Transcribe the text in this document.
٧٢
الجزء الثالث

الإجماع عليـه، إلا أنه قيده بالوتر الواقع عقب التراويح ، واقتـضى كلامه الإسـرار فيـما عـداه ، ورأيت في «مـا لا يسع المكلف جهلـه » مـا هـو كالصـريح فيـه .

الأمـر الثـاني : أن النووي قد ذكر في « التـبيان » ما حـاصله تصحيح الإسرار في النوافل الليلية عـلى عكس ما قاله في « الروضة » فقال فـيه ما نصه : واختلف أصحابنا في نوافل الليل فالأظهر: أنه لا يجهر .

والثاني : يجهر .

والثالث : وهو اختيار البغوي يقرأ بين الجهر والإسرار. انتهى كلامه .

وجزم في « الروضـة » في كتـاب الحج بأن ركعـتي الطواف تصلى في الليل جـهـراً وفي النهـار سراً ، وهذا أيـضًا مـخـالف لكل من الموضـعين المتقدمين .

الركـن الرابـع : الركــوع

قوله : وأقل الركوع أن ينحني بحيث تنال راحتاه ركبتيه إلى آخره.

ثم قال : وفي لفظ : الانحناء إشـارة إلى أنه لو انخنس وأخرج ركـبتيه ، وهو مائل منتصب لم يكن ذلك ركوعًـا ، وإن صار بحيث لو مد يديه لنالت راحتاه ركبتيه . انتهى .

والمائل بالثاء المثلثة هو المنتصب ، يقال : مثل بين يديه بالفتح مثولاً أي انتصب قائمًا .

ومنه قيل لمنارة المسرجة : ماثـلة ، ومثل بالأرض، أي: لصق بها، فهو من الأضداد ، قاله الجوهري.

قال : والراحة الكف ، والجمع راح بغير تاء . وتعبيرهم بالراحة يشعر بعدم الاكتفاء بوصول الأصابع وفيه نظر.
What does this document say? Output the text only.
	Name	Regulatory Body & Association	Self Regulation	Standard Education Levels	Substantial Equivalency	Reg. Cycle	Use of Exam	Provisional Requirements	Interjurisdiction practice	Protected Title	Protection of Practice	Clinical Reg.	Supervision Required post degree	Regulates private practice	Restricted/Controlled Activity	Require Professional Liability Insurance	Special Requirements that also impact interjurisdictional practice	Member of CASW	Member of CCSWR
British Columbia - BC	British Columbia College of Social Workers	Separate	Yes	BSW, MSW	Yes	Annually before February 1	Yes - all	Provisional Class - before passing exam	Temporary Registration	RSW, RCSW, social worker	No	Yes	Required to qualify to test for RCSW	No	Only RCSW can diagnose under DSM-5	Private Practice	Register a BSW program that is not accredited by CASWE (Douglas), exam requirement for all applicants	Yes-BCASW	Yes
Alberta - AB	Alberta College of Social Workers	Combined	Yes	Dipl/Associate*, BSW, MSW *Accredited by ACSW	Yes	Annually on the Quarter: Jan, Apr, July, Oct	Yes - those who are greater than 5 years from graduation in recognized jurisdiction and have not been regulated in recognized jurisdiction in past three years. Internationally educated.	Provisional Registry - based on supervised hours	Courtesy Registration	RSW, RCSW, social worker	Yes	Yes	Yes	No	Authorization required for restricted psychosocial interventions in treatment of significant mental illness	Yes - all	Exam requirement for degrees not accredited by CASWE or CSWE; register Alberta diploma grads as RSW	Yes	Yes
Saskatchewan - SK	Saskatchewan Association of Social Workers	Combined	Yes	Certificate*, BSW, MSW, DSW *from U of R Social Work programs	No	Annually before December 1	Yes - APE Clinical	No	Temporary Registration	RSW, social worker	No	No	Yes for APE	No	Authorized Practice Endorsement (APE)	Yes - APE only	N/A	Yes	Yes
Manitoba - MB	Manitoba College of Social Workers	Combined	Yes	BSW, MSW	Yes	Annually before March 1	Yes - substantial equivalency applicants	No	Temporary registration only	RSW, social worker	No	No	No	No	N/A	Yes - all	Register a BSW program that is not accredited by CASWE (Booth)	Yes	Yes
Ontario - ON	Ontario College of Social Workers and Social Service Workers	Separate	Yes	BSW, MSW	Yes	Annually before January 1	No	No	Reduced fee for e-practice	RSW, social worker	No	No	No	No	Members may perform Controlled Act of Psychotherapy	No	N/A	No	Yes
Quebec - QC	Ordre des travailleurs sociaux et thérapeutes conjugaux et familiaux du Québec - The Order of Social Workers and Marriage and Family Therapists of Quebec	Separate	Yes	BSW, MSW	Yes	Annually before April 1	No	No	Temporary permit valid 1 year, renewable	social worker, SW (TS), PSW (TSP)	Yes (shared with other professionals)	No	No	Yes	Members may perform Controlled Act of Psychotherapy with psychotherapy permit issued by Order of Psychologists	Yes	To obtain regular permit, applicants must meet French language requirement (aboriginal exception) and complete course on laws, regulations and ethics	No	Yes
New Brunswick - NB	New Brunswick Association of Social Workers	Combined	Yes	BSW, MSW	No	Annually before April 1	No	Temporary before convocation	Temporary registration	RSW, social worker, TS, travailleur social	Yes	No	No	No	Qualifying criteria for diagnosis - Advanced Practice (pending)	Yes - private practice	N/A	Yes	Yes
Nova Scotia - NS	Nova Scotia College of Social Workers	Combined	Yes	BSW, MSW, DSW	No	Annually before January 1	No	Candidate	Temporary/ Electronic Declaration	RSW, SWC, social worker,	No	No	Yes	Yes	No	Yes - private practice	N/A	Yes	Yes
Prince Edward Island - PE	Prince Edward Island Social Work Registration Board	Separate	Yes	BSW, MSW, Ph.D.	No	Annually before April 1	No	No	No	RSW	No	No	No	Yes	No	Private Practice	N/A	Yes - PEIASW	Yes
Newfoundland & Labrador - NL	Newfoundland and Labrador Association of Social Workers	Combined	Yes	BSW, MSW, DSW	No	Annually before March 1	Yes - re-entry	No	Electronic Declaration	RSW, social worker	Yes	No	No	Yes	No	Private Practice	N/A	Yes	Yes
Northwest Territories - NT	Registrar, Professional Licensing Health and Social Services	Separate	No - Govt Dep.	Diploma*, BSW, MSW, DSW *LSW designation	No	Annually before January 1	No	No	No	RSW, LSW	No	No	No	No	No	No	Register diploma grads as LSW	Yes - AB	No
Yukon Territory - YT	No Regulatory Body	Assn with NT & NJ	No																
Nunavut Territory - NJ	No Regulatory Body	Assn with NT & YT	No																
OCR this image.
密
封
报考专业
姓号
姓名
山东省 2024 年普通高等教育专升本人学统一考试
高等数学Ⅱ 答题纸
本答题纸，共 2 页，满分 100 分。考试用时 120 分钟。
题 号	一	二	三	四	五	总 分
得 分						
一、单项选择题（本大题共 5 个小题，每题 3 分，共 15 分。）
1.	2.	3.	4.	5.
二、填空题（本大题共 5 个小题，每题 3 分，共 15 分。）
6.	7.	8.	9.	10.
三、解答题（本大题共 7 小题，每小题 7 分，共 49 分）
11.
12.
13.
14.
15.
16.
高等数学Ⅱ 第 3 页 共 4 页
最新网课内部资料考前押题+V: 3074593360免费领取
○ ○ ○
- [TO DO]:
Faithfully copy every entry, leaving nothing out.

- [FINAL ANSWER]:
Transcribe the text in this document.
٧٢
الجزء الثالث

الإجماع عليـه، إلا أنه قيده بالوتر الواقع عقب التراويح ، واقتـضى كلامه الإسـرار فيـما عـداه ، ورأيت في «مـا لا يسع المكلف جهلـه » مـا هـو كالصـريح فيـه .

الأمـر الثـاني : أن النووي قد ذكر في « التـبيان » ما حـاصله تصحيح الإسرار في النوافل الليلية عـلى عكس ما قاله في « الروضة » فقال فـيه ما نصه : واختلف أصحابنا في نوافل الليل فالأظهر: أنه لا يجهر .

والثاني : يجهر .

والثالث : وهو اختيار البغوي يقرأ بين الجهر والإسرار. انتهى كلامه .

وجزم في « الروضـة » في كتـاب الحج بأن ركعـتي الطواف تصلى في الليل جـهـراً وفي النهـار سراً ، وهذا أيـضًا مـخـالف لكل من الموضـعين المتقدمين .

الركـن الرابـع : الركــوع

قوله : وأقل الركوع أن ينحني بحيث تنال راحتاه ركبتيه إلى آخره.

ثم قال : وفي لفظ : الانحناء إشـارة إلى أنه لو انخنس وأخرج ركـبتيه ، وهو مائل منتصب لم يكن ذلك ركوعًـا ، وإن صار بحيث لو مد يديه لنالت راحتاه ركبتيه . انتهى .

والمائل بالثاء المثلثة هو المنتصب ، يقال : مثل بين يديه بالفتح مثولاً أي انتصب قائمًا .

ومنه قيل لمنارة المسرجة : ماثـلة ، ومثل بالأرض، أي: لصق بها، فهو من الأضداد ، قاله الجوهري.

قال : والراحة الكف ، والجمع راح بغير تاء . وتعبيرهم بالراحة يشعر بعدم الاكتفاء بوصول الأصابع وفيه نظر.
What does this document say? Output the text only.
	Name	Regulatory Body & Association	Self Regulation	Standard Education Levels	Substantial Equivalency	Reg. Cycle	Use of Exam	Provisional Requirements	Interjurisdiction practice	Protected Title	Protection of Practice	Clinical Reg.	Supervision Required post degree	Regulates private practice	Restricted/Controlled Activity	Require Professional Liability Insurance	Special Requirements that also impact interjurisdictional practice	Member of CASW	Member of CCSWR
British Columbia - BC	British Columbia College of Social Workers	Separate	Yes	BSW, MSW	Yes	Annually before February 1	Yes - all	Provisional Class - before passing exam	Temporary Registration	RSW, RCSW, social worker	No	Yes	Required to qualify to test for RCSW	No	Only RCSW can diagnose under DSM-5	Private Practice	Register a BSW program that is not accredited by CASWE (Douglas), exam requirement for all applicants	Yes-BCASW	Yes
Alberta - AB	Alberta College of Social Workers	Combined	Yes	Dipl/Associate*, BSW, MSW *Accredited by ACSW	Yes	Annually on the Quarter: Jan, Apr, July, Oct	Yes - those who are greater than 5 years from graduation in recognized jurisdiction and have not been regulated in recognized jurisdiction in past three years. Internationally educated.	Provisional Registry - based on supervised hours	Courtesy Registration	RSW, RCSW, social worker	Yes	Yes	Yes	No	Authorization required for restricted psychosocial interventions in treatment of significant mental illness	Yes - all	Exam requirement for degrees not accredited by CASWE or CSWE; register Alberta diploma grads as RSW	Yes	Yes
Saskatchewan - SK	Saskatchewan Association of Social Workers	Combined	Yes	Certificate*, BSW, MSW, DSW *from U of R Social Work programs	No	Annually before December 1	Yes - APE Clinical	No	Temporary Registration	RSW, social worker	No	No	Yes for APE	No	Authorized Practice Endorsement (APE)	Yes - APE only	N/A	Yes	Yes
Manitoba - MB	Manitoba College of Social Workers	Combined	Yes	BSW, MSW	Yes	Annually before March 1	Yes - substantial equivalency applicants	No	Temporary registration only	RSW, social worker	No	No	No	No	N/A	Yes - all	Register a BSW program that is not accredited by CASWE (Booth)	Yes	Yes
Ontario - ON	Ontario College of Social Workers and Social Service Workers	Separate	Yes	BSW, MSW	Yes	Annually before January 1	No	No	Reduced fee for e-practice	RSW, social worker	No	No	No	No	Members may perform Controlled Act of Psychotherapy	No	N/A	No	Yes
Quebec - QC	Ordre des travailleurs sociaux et thérapeutes conjugaux et familiaux du Québec - The Order of Social Workers and Marriage and Family Therapists of Quebec	Separate	Yes	BSW, MSW	Yes	Annually before April 1	No	No	Temporary permit valid 1 year, renewable	social worker, SW (TS), PSW (TSP)	Yes (shared with other professionals)	No	No	Yes	Members may perform Controlled Act of Psychotherapy with psychotherapy permit issued by Order of Psychologists	Yes	To obtain regular permit, applicants must meet French language requirement (aboriginal exception) and complete course on laws, regulations and ethics	No	Yes
New Brunswick - NB	New Brunswick Association of Social Workers	Combined	Yes	BSW, MSW	No	Annually before April 1	No	Temporary before convocation	Temporary registration	RSW, social worker, TS, travailleur social	Yes	No	No	No	Qualifying criteria for diagnosis - Advanced Practice (pending)	Yes - private practice	N/A	Yes	Yes
Nova Scotia - NS	Nova Scotia College of Social Workers	Combined	Yes	BSW, MSW, DSW	No	Annually before January 1	No	Candidate	Temporary/ Electronic Declaration	RSW, SWC, social worker,	No	No	Yes	Yes	No	Yes - private practice	N/A	Yes	Yes
Prince Edward Island - PE	Prince Edward Island Social Work Registration Board	Separate	Yes	BSW, MSW, Ph.D.	No	Annually before April 1	No	No	No	RSW	No	No	No	Yes	No	Private Practice	N/A	Yes - PEIASW	Yes
Newfoundland & Labrador - NL	Newfoundland and Labrador Association of Social Workers	Combined	Yes	BSW, MSW, DSW	No	Annually before March 1	Yes - re-entry	No	Electronic Declaration	RSW, social worker	Yes	No	No	Yes	No	Private Practice	N/A	Yes	Yes
Northwest Territories - NT	Registrar, Professional Licensing Health and Social Services	Separate	No - Govt Dep.	Diploma*, BSW, MSW, DSW *LSW designation	No	Annually before January 1	No	No	No	RSW, LSW	No	No	No	No	No	No	Register diploma grads as LSW	Yes - AB	No
Yukon Territory - YT	No Regulatory Body	Assn with NT & NJ	No																
Nunavut Territory - NJ	No Regulatory Body	Assn with NT & YT	No																
OCR this image.
密
封
报考专业
姓号
姓名
山东省 2024 年普通高等教育专升本人学统一考试
高等数学Ⅱ 答题纸
本答题纸，共 2 页，满分 100 分。考试用时 120 分钟。
题 号	一	二	三	四	五	总 分
得 分						
一、单项选择题（本大题共 5 个小题，每题 3 分，共 15 分。）
1.	2.	3.	4.	5.
二、填空题（本大题共 5 个小题，每题 3 分，共 15 分。）
6.	7.	8.	9.	10.
三、解答题（本大题共 7 小题，每小题 7 分，共 49 分）
11.
12.
13.
14.
15.
16.
高等数学Ⅱ 第 3 页 共 4 页
最新网课内部资料考前押题+V: 3074593360免费领取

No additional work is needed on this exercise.